::: Dataset records :::
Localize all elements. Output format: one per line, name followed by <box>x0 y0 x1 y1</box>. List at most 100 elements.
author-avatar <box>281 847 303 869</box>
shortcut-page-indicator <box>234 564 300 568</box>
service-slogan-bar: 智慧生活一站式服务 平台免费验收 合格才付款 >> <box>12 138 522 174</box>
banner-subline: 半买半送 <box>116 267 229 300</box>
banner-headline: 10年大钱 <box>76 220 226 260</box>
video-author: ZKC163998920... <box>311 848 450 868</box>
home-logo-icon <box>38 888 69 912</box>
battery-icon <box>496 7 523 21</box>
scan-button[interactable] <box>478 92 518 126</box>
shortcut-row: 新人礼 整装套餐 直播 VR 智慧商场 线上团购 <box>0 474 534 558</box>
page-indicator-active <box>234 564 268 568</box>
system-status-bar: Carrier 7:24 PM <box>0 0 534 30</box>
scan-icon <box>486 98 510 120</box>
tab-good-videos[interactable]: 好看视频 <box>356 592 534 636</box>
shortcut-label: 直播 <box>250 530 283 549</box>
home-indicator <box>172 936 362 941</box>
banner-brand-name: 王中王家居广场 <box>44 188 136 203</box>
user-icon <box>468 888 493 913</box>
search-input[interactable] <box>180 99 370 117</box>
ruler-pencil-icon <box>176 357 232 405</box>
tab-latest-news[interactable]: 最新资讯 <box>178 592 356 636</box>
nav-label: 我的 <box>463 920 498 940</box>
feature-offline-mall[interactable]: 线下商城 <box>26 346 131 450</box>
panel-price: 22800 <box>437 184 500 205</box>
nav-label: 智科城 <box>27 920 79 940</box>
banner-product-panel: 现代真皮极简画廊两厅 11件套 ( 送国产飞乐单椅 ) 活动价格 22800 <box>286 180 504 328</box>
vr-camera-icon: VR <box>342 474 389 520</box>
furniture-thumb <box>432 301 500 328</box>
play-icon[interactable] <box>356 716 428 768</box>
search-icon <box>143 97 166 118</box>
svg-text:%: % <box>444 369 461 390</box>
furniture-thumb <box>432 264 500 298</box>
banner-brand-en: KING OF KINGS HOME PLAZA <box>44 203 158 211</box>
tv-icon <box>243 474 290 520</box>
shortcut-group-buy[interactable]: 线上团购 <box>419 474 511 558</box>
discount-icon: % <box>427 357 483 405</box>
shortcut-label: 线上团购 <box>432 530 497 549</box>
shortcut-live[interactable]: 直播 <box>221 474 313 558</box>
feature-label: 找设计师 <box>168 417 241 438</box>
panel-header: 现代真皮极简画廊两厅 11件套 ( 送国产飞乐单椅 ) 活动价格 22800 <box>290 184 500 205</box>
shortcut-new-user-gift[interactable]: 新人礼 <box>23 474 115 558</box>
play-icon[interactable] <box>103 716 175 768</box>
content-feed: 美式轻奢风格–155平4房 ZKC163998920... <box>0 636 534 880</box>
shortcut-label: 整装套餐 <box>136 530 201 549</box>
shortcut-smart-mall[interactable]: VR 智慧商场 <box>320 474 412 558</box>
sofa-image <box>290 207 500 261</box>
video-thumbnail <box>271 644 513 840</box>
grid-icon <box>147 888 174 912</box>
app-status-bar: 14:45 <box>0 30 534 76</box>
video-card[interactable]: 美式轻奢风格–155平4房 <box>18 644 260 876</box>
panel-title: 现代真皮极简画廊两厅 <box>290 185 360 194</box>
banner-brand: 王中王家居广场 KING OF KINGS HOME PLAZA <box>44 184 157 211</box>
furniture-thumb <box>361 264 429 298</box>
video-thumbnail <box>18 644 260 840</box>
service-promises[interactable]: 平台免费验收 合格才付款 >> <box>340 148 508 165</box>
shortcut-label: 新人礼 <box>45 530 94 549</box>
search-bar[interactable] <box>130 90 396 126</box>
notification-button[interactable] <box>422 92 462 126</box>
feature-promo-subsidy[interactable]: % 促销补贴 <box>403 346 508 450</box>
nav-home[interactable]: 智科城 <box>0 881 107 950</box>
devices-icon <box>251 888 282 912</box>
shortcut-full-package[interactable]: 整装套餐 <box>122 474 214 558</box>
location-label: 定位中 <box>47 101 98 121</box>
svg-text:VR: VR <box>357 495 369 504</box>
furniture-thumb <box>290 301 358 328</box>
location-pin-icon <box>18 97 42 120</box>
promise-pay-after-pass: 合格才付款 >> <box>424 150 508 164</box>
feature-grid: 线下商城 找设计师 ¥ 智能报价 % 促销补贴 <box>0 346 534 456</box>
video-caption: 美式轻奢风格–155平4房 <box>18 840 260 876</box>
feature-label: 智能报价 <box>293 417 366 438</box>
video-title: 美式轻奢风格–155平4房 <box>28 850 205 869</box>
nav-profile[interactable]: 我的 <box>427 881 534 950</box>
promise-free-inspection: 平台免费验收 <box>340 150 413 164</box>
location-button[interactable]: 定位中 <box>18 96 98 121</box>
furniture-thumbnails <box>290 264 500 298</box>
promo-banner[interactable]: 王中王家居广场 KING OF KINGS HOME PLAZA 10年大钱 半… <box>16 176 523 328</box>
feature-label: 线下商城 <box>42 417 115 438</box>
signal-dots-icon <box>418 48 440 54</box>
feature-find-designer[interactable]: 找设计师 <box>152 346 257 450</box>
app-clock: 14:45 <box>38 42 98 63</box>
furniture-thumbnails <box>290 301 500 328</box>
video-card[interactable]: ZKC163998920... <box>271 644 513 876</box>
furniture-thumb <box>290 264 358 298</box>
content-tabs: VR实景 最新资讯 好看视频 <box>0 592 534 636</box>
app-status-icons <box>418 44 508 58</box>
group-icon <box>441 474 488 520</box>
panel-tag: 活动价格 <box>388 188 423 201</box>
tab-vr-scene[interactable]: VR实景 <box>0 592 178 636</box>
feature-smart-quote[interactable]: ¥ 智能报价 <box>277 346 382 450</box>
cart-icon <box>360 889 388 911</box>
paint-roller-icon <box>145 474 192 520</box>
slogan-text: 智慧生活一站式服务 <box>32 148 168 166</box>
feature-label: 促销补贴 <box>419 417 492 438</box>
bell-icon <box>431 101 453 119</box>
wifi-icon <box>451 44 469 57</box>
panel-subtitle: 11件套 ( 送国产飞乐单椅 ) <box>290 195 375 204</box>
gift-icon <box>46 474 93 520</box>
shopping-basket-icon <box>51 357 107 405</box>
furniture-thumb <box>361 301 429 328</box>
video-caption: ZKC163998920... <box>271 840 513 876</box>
:::
Required task: How many lines in the listing above contain the string "线上团购"? Reply with the number alone.

Result of the exercise: 3